* Problem statement: Line by line, copy out the data below exactly.

* Supplied material:

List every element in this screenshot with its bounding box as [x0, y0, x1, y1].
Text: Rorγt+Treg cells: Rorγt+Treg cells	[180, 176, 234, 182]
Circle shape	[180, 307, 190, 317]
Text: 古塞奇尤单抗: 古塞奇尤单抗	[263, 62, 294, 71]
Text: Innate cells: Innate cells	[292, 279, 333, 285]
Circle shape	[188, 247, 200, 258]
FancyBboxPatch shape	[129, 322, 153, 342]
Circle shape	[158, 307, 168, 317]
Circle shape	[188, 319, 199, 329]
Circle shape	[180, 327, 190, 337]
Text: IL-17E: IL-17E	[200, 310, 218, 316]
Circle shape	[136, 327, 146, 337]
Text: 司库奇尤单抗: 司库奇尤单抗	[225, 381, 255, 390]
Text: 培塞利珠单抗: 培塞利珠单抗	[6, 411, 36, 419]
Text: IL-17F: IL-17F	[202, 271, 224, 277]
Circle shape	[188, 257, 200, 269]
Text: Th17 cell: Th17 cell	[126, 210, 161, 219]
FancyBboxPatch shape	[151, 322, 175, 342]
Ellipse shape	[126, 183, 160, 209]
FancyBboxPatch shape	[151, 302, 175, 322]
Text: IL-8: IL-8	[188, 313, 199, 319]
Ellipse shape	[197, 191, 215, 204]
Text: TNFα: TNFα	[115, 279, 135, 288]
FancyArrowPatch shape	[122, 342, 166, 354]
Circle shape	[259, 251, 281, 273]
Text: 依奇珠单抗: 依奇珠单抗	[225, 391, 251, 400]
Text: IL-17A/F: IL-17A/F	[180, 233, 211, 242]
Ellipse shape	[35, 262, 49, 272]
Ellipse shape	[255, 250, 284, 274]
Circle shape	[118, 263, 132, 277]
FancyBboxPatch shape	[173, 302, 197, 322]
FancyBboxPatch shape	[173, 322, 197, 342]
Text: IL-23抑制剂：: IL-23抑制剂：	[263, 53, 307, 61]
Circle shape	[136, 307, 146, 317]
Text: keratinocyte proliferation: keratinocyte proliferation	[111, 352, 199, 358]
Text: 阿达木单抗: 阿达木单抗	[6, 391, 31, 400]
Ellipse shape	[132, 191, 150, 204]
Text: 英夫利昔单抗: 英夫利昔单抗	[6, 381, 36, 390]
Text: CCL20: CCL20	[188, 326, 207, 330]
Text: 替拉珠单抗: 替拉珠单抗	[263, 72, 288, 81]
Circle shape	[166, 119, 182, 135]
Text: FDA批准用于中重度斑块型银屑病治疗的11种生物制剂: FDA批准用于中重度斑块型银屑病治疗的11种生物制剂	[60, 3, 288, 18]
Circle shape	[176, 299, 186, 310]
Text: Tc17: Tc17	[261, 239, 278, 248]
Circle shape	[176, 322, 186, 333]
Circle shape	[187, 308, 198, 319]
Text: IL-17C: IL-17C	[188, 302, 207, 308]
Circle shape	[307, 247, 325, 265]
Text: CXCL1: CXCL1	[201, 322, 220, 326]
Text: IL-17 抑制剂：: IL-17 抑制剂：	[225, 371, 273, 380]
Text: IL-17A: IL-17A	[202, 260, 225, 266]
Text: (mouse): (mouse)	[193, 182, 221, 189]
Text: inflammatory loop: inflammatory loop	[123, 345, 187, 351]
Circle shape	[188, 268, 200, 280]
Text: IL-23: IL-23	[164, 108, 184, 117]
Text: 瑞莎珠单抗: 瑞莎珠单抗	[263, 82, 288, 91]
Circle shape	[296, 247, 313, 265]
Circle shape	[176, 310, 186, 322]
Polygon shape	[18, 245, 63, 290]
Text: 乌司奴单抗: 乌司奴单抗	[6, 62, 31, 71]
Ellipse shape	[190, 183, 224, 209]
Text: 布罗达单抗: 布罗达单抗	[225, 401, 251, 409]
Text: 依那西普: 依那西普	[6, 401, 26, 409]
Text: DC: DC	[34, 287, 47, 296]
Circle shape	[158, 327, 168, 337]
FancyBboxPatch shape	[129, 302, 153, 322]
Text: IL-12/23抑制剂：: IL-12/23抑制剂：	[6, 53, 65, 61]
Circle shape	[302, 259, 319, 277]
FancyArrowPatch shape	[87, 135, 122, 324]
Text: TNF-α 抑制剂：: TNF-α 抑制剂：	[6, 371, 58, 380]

* Result for this task:
List every element in this screenshot with its bounding box as [x0, y0, x1, y1].
Text: Rorγt+Treg cells: Rorγt+Treg cells	[180, 176, 234, 182]
Circle shape	[180, 307, 190, 317]
Text: 古塞奇尤单抗: 古塞奇尤单抗	[263, 62, 294, 71]
Text: Innate cells: Innate cells	[292, 279, 333, 285]
Circle shape	[188, 247, 200, 258]
FancyBboxPatch shape	[129, 322, 153, 342]
Circle shape	[158, 307, 168, 317]
Circle shape	[188, 319, 199, 329]
Circle shape	[180, 327, 190, 337]
Text: IL-17E: IL-17E	[200, 310, 218, 316]
Circle shape	[136, 327, 146, 337]
Text: 司库奇尤单抗: 司库奇尤单抗	[225, 381, 255, 390]
Text: 培塞利珠单抗: 培塞利珠单抗	[6, 411, 36, 419]
Text: IL-17F: IL-17F	[202, 271, 224, 277]
Circle shape	[188, 257, 200, 269]
Text: Th17 cell: Th17 cell	[126, 210, 161, 219]
FancyBboxPatch shape	[151, 322, 175, 342]
Ellipse shape	[126, 183, 160, 209]
FancyBboxPatch shape	[151, 302, 175, 322]
Text: IL-8: IL-8	[188, 313, 199, 319]
Ellipse shape	[197, 191, 215, 204]
Text: TNFα: TNFα	[115, 279, 135, 288]
FancyArrowPatch shape	[122, 342, 166, 354]
Circle shape	[259, 251, 281, 273]
Text: 依奇珠单抗: 依奇珠单抗	[225, 391, 251, 400]
Text: IL-17A/F: IL-17A/F	[180, 233, 211, 242]
Ellipse shape	[35, 262, 49, 272]
Ellipse shape	[255, 250, 284, 274]
Circle shape	[118, 263, 132, 277]
FancyBboxPatch shape	[173, 302, 197, 322]
FancyBboxPatch shape	[173, 322, 197, 342]
Text: IL-23抑制剂：: IL-23抑制剂：	[263, 53, 307, 61]
Circle shape	[136, 307, 146, 317]
Text: keratinocyte proliferation: keratinocyte proliferation	[111, 352, 199, 358]
Text: 阿达木单抗: 阿达木单抗	[6, 391, 31, 400]
Ellipse shape	[132, 191, 150, 204]
Text: 英夫利昔单抗: 英夫利昔单抗	[6, 381, 36, 390]
Text: CCL20: CCL20	[188, 326, 207, 330]
Text: 替拉珠单抗: 替拉珠单抗	[263, 72, 288, 81]
Circle shape	[166, 119, 182, 135]
Text: FDA批准用于中重度斑块型银屑病治疗的11种生物制剂: FDA批准用于中重度斑块型银屑病治疗的11种生物制剂	[60, 3, 288, 18]
Circle shape	[176, 299, 186, 310]
Text: Tc17: Tc17	[261, 239, 278, 248]
Circle shape	[176, 322, 186, 333]
Circle shape	[187, 308, 198, 319]
Text: IL-17C: IL-17C	[188, 302, 207, 308]
Circle shape	[307, 247, 325, 265]
Text: CXCL1: CXCL1	[201, 322, 220, 326]
Text: IL-17 抑制剂：: IL-17 抑制剂：	[225, 371, 273, 380]
Text: IL-17A: IL-17A	[202, 260, 225, 266]
Text: (mouse): (mouse)	[193, 182, 221, 189]
Text: inflammatory loop: inflammatory loop	[123, 345, 187, 351]
Circle shape	[188, 268, 200, 280]
Text: IL-23: IL-23	[164, 108, 184, 117]
Text: 瑞莎珠单抗: 瑞莎珠单抗	[263, 82, 288, 91]
Circle shape	[296, 247, 313, 265]
Circle shape	[176, 310, 186, 322]
Polygon shape	[18, 245, 63, 290]
Text: 乌司奴单抗: 乌司奴单抗	[6, 62, 31, 71]
Ellipse shape	[190, 183, 224, 209]
Text: 布罗达单抗: 布罗达单抗	[225, 401, 251, 409]
Text: 依那西普: 依那西普	[6, 401, 26, 409]
Text: DC: DC	[34, 287, 47, 296]
Circle shape	[158, 327, 168, 337]
FancyBboxPatch shape	[129, 302, 153, 322]
Text: IL-12/23抑制剂：: IL-12/23抑制剂：	[6, 53, 65, 61]
Circle shape	[302, 259, 319, 277]
FancyArrowPatch shape	[87, 135, 122, 324]
Text: TNF-α 抑制剂：: TNF-α 抑制剂：	[6, 371, 58, 380]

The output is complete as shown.